### Stated exercise:
Extract the lines from the one with "Segment this screenshot: for" up to and including the one with "x-tick-label: 1400: [140, 377, 163, 388]", copying them verbatim and leaving out the pictures.
::: Exercise material
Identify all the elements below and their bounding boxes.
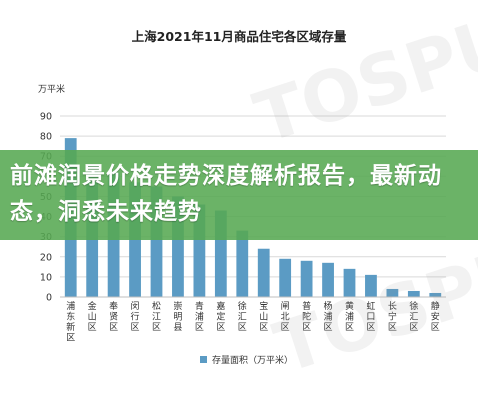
::::::
::: Exercise material
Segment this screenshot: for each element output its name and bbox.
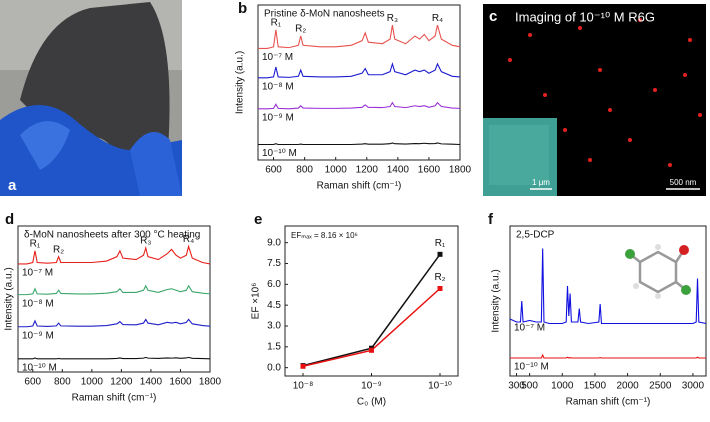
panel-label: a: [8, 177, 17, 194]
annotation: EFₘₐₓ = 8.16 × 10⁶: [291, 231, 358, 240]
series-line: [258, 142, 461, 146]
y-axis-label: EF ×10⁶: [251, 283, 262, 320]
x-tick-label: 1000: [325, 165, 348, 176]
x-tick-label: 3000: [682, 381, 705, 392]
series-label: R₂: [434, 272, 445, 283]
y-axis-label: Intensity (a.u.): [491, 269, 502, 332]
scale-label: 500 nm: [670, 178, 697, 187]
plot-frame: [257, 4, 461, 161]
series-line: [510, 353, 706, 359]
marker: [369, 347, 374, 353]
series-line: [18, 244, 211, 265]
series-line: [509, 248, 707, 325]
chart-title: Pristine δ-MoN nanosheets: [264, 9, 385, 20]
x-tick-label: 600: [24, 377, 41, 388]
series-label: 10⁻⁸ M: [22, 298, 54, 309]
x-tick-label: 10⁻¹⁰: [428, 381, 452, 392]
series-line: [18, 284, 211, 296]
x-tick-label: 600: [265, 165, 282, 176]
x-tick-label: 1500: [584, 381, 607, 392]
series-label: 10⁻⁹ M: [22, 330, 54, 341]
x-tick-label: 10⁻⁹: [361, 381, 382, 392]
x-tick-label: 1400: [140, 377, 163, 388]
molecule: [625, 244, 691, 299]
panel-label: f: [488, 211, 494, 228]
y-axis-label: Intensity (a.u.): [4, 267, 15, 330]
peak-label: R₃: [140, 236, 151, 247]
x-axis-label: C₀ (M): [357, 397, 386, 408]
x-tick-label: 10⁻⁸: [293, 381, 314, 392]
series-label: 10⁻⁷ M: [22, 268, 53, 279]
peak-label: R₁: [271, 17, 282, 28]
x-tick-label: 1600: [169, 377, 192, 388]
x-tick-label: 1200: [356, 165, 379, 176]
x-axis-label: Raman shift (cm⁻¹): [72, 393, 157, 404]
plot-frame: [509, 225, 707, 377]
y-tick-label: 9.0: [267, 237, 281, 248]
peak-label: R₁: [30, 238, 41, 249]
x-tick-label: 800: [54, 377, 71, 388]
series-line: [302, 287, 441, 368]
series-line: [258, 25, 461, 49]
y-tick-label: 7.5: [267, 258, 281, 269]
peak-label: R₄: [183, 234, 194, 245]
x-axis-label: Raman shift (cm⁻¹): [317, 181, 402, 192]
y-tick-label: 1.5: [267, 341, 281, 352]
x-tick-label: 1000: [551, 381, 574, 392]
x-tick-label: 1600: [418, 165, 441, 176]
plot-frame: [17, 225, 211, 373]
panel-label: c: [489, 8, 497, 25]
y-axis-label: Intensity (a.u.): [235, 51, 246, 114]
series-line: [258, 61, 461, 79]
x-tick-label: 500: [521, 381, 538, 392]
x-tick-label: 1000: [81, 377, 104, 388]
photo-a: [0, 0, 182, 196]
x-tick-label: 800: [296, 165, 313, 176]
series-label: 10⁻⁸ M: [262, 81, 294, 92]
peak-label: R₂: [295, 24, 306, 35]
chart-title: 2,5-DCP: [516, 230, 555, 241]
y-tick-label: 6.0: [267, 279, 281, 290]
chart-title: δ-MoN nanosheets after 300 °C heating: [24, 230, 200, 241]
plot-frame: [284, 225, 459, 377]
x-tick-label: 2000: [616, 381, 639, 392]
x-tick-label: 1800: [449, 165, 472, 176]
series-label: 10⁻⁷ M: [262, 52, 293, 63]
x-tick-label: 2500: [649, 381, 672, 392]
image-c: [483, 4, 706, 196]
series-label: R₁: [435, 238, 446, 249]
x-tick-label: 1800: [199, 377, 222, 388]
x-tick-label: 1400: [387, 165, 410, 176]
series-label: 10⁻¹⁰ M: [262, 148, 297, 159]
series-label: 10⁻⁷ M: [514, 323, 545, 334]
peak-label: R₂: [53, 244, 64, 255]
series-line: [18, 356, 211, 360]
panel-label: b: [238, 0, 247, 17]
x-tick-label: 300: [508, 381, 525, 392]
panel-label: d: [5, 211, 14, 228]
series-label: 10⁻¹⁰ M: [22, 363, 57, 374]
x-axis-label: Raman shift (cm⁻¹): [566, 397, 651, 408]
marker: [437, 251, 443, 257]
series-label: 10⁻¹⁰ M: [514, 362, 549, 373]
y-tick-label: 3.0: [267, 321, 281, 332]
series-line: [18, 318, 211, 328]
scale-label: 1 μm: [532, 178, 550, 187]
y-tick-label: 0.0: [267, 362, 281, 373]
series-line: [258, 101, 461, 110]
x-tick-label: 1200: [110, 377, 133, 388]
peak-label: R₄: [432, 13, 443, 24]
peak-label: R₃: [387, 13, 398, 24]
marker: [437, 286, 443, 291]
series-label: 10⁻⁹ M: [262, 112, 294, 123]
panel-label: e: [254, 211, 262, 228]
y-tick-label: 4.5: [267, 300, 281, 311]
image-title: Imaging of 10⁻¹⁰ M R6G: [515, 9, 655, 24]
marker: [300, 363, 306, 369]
::::::
::: Exercise material
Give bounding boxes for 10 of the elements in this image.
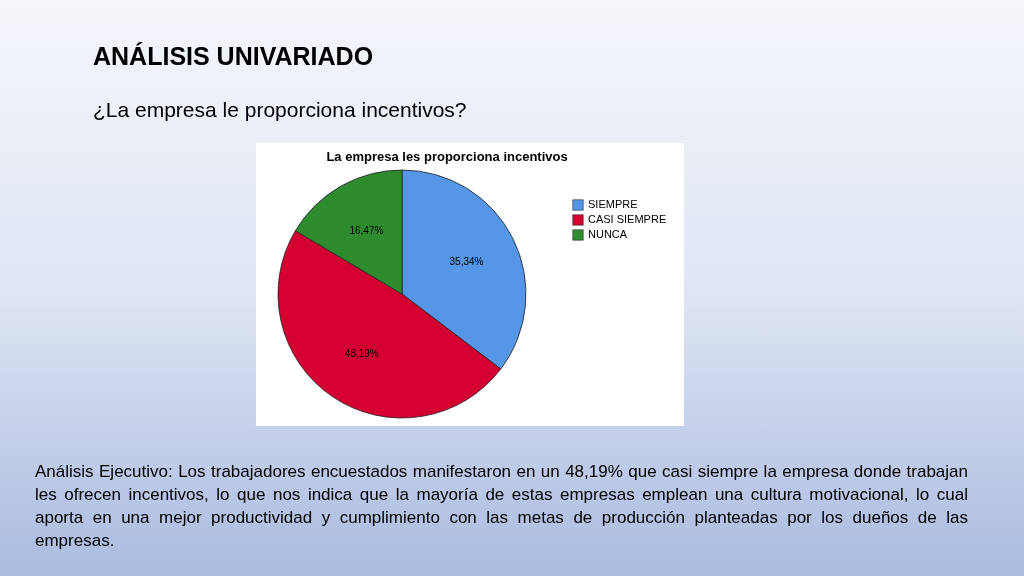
::::::
### Result for this task:
Segment this screenshot: for each element output its name and bbox.
panel-label: a: [8, 177, 17, 194]
annotation: EFₘₐₓ = 8.16 × 10⁶: [291, 231, 358, 240]
series-line: [258, 142, 461, 146]
y-axis-label: EF ×10⁶: [251, 283, 262, 320]
x-tick-label: 1000: [325, 165, 348, 176]
x-tick-label: 3000: [682, 381, 705, 392]
series-label: R₂: [434, 272, 445, 283]
y-axis-label: Intensity (a.u.): [491, 269, 502, 332]
scale-label: 500 nm: [670, 178, 697, 187]
plot-frame: [257, 4, 461, 161]
series-line: [510, 353, 706, 359]
marker: [369, 347, 374, 353]
series-line: [18, 244, 211, 265]
series-line: [509, 248, 707, 325]
chart-title: Pristine δ-MoN nanosheets: [264, 9, 385, 20]
x-tick-label: 600: [24, 377, 41, 388]
series-label: 10⁻⁸ M: [22, 298, 54, 309]
x-tick-label: 10⁻¹⁰: [428, 381, 452, 392]
series-line: [18, 284, 211, 296]
x-tick-label: 600: [265, 165, 282, 176]
x-tick-label: 1500: [584, 381, 607, 392]
series-label: 10⁻⁹ M: [22, 330, 54, 341]
x-tick-label: 10⁻⁹: [361, 381, 382, 392]
x-tick-label: 1400: [140, 377, 163, 388]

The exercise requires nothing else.